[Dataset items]
○ ○ ○ ○ ○ ○ ○

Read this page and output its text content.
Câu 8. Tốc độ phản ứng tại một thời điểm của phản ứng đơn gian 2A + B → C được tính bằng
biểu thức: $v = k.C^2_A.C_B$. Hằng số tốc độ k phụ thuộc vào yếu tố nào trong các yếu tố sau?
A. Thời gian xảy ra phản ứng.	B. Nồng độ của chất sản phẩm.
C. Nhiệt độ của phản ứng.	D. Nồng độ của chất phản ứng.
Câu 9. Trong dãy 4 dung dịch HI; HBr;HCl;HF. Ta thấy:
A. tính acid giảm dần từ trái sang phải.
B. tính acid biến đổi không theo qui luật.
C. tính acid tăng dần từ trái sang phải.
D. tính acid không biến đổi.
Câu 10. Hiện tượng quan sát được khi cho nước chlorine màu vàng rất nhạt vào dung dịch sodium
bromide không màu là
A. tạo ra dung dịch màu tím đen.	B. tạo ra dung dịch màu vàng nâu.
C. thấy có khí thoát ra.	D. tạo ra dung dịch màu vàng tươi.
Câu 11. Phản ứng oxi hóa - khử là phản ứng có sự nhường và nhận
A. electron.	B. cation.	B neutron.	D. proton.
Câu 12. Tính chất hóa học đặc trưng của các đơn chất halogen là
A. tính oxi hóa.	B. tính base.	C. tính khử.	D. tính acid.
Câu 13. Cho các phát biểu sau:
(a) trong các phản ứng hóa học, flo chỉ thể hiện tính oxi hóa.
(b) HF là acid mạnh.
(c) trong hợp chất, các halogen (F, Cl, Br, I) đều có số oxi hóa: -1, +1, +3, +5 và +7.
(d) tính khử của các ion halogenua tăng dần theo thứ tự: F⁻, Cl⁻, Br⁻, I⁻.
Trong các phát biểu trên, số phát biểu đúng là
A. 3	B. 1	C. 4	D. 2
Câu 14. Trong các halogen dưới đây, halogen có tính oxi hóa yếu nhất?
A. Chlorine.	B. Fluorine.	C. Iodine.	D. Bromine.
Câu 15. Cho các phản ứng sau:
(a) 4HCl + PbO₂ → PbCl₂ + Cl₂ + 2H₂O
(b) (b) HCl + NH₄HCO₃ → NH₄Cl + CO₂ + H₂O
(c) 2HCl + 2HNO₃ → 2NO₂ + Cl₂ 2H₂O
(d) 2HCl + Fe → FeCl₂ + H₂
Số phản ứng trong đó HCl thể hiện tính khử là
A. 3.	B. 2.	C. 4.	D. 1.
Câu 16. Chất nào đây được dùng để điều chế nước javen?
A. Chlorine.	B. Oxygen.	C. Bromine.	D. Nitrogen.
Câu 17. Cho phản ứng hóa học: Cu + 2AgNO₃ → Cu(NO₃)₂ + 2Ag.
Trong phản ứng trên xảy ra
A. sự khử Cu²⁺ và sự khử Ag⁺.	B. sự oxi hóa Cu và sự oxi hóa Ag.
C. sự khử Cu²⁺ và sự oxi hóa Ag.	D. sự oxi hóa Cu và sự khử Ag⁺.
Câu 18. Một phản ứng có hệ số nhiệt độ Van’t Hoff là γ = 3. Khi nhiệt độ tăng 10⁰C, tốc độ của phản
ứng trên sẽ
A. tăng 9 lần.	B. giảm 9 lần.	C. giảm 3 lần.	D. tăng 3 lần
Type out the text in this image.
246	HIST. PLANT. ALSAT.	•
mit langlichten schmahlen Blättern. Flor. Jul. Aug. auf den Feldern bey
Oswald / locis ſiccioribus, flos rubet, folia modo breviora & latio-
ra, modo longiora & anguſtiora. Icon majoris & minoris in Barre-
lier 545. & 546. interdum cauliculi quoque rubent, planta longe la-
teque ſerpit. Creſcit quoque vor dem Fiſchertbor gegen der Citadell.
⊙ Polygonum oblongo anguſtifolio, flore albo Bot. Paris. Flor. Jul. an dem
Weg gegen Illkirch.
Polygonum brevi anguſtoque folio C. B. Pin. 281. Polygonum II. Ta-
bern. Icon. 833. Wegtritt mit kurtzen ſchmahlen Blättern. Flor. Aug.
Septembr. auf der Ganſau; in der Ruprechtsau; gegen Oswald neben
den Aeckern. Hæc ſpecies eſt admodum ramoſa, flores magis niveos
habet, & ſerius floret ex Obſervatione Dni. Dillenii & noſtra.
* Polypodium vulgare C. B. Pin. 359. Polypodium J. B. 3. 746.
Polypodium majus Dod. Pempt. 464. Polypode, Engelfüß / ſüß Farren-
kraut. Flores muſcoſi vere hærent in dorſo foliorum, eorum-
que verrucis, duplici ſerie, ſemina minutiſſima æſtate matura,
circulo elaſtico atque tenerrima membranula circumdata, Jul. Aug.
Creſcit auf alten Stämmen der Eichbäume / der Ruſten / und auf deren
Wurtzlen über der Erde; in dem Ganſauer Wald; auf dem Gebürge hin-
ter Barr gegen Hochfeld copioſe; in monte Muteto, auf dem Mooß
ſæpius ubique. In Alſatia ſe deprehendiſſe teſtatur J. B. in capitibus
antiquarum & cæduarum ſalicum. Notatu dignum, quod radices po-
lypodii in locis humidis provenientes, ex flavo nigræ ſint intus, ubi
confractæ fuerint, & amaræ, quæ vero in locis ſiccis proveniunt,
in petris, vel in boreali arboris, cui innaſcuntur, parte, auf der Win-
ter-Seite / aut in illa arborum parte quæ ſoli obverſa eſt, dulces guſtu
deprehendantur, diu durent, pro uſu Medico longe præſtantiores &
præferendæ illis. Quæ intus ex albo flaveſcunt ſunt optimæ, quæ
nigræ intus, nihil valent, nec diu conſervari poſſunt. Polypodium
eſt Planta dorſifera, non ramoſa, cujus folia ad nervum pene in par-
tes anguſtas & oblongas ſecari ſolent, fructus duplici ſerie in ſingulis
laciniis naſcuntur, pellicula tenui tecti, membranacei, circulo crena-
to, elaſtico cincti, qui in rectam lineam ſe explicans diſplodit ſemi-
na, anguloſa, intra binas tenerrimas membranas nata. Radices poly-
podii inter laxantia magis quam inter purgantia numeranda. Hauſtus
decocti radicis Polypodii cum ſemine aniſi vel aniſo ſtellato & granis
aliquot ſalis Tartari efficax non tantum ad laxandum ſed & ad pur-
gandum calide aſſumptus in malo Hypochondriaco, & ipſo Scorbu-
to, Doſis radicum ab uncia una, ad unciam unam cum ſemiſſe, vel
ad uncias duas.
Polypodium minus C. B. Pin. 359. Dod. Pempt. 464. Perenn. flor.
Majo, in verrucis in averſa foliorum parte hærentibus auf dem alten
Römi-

○ ○ ○ ○ ○ ○ ○

• _Aim_:
Repeat the material from above exactly, word for word.

• _The answer_:
Read this page and output its text content.
Câu 8. Tốc độ phản ứng tại một thời điểm của phản ứng đơn gian 2A + B → C được tính bằng
biểu thức: $v = k.C^2_A.C_B$. Hằng số tốc độ k phụ thuộc vào yếu tố nào trong các yếu tố sau?
A. Thời gian xảy ra phản ứng.	B. Nồng độ của chất sản phẩm.
C. Nhiệt độ của phản ứng.	D. Nồng độ của chất phản ứng.
Câu 9. Trong dãy 4 dung dịch HI; HBr;HCl;HF. Ta thấy:
A. tính acid giảm dần từ trái sang phải.
B. tính acid biến đổi không theo qui luật.
C. tính acid tăng dần từ trái sang phải.
D. tính acid không biến đổi.
Câu 10. Hiện tượng quan sát được khi cho nước chlorine màu vàng rất nhạt vào dung dịch sodium
bromide không màu là
A. tạo ra dung dịch màu tím đen.	B. tạo ra dung dịch màu vàng nâu.
C. thấy có khí thoát ra.	D. tạo ra dung dịch màu vàng tươi.
Câu 11. Phản ứng oxi hóa - khử là phản ứng có sự nhường và nhận
A. electron.	B. cation.	B neutron.	D. proton.
Câu 12. Tính chất hóa học đặc trưng của các đơn chất halogen là
A. tính oxi hóa.	B. tính base.	C. tính khử.	D. tính acid.
Câu 13. Cho các phát biểu sau:
(a) trong các phản ứng hóa học, flo chỉ thể hiện tính oxi hóa.
(b) HF là acid mạnh.
(c) trong hợp chất, các halogen (F, Cl, Br, I) đều có số oxi hóa: -1, +1, +3, +5 và +7.
(d) tính khử của các ion halogenua tăng dần theo thứ tự: F⁻, Cl⁻, Br⁻, I⁻.
Trong các phát biểu trên, số phát biểu đúng là
A. 3	B. 1	C. 4	D. 2
Câu 14. Trong các halogen dưới đây, halogen có tính oxi hóa yếu nhất?
A. Chlorine.	B. Fluorine.	C. Iodine.	D. Bromine.
Câu 15. Cho các phản ứng sau:
(a) 4HCl + PbO₂ → PbCl₂ + Cl₂ + 2H₂O
(b) (b) HCl + NH₄HCO₃ → NH₄Cl + CO₂ + H₂O
(c) 2HCl + 2HNO₃ → 2NO₂ + Cl₂ 2H₂O
(d) 2HCl + Fe → FeCl₂ + H₂
Số phản ứng trong đó HCl thể hiện tính khử là
A. 3.	B. 2.	C. 4.	D. 1.
Câu 16. Chất nào đây được dùng để điều chế nước javen?
A. Chlorine.	B. Oxygen.	C. Bromine.	D. Nitrogen.
Câu 17. Cho phản ứng hóa học: Cu + 2AgNO₃ → Cu(NO₃)₂ + 2Ag.
Trong phản ứng trên xảy ra
A. sự khử Cu²⁺ và sự khử Ag⁺.	B. sự oxi hóa Cu và sự oxi hóa Ag.
C. sự khử Cu²⁺ và sự oxi hóa Ag.	D. sự oxi hóa Cu và sự khử Ag⁺.
Câu 18. Một phản ứng có hệ số nhiệt độ Van’t Hoff là γ = 3. Khi nhiệt độ tăng 10⁰C, tốc độ của phản
ứng trên sẽ
A. tăng 9 lần.	B. giảm 9 lần.	C. giảm 3 lần.	D. tăng 3 lần
Type out the text in this image.
246	HIST. PLANT. ALSAT.	•
mit langlichten schmahlen Blättern. Flor. Jul. Aug. auf den Feldern bey
Oswald / locis ſiccioribus, flos rubet, folia modo breviora & latio-
ra, modo longiora & anguſtiora. Icon majoris & minoris in Barre-
lier 545. & 546. interdum cauliculi quoque rubent, planta longe la-
teque ſerpit. Creſcit quoque vor dem Fiſchertbor gegen der Citadell.
⊙ Polygonum oblongo anguſtifolio, flore albo Bot. Paris. Flor. Jul. an dem
Weg gegen Illkirch.
Polygonum brevi anguſtoque folio C. B. Pin. 281. Polygonum II. Ta-
bern. Icon. 833. Wegtritt mit kurtzen ſchmahlen Blättern. Flor. Aug.
Septembr. auf der Ganſau; in der Ruprechtsau; gegen Oswald neben
den Aeckern. Hæc ſpecies eſt admodum ramoſa, flores magis niveos
habet, & ſerius floret ex Obſervatione Dni. Dillenii & noſtra.
* Polypodium vulgare C. B. Pin. 359. Polypodium J. B. 3. 746.
Polypodium majus Dod. Pempt. 464. Polypode, Engelfüß / ſüß Farren-
kraut. Flores muſcoſi vere hærent in dorſo foliorum, eorum-
que verrucis, duplici ſerie, ſemina minutiſſima æſtate matura,
circulo elaſtico atque tenerrima membranula circumdata, Jul. Aug.
Creſcit auf alten Stämmen der Eichbäume / der Ruſten / und auf deren
Wurtzlen über der Erde; in dem Ganſauer Wald; auf dem Gebürge hin-
ter Barr gegen Hochfeld copioſe; in monte Muteto, auf dem Mooß
ſæpius ubique. In Alſatia ſe deprehendiſſe teſtatur J. B. in capitibus
antiquarum & cæduarum ſalicum. Notatu dignum, quod radices po-
lypodii in locis humidis provenientes, ex flavo nigræ ſint intus, ubi
confractæ fuerint, & amaræ, quæ vero in locis ſiccis proveniunt,
in petris, vel in boreali arboris, cui innaſcuntur, parte, auf der Win-
ter-Seite / aut in illa arborum parte quæ ſoli obverſa eſt, dulces guſtu
deprehendantur, diu durent, pro uſu Medico longe præſtantiores &
præferendæ illis. Quæ intus ex albo flaveſcunt ſunt optimæ, quæ
nigræ intus, nihil valent, nec diu conſervari poſſunt. Polypodium
eſt Planta dorſifera, non ramoſa, cujus folia ad nervum pene in par-
tes anguſtas & oblongas ſecari ſolent, fructus duplici ſerie in ſingulis
laciniis naſcuntur, pellicula tenui tecti, membranacei, circulo crena-
to, elaſtico cincti, qui in rectam lineam ſe explicans diſplodit ſemi-
na, anguloſa, intra binas tenerrimas membranas nata. Radices poly-
podii inter laxantia magis quam inter purgantia numeranda. Hauſtus
decocti radicis Polypodii cum ſemine aniſi vel aniſo ſtellato & granis
aliquot ſalis Tartari efficax non tantum ad laxandum ſed & ad pur-
gandum calide aſſumptus in malo Hypochondriaco, & ipſo Scorbu-
to, Doſis radicum ab uncia una, ad unciam unam cum ſemiſſe, vel
ad uncias duas.
Polypodium minus C. B. Pin. 359. Dod. Pempt. 464. Perenn. flor.
Majo, in verrucis in averſa foliorum parte hærentibus auf dem alten
Römi-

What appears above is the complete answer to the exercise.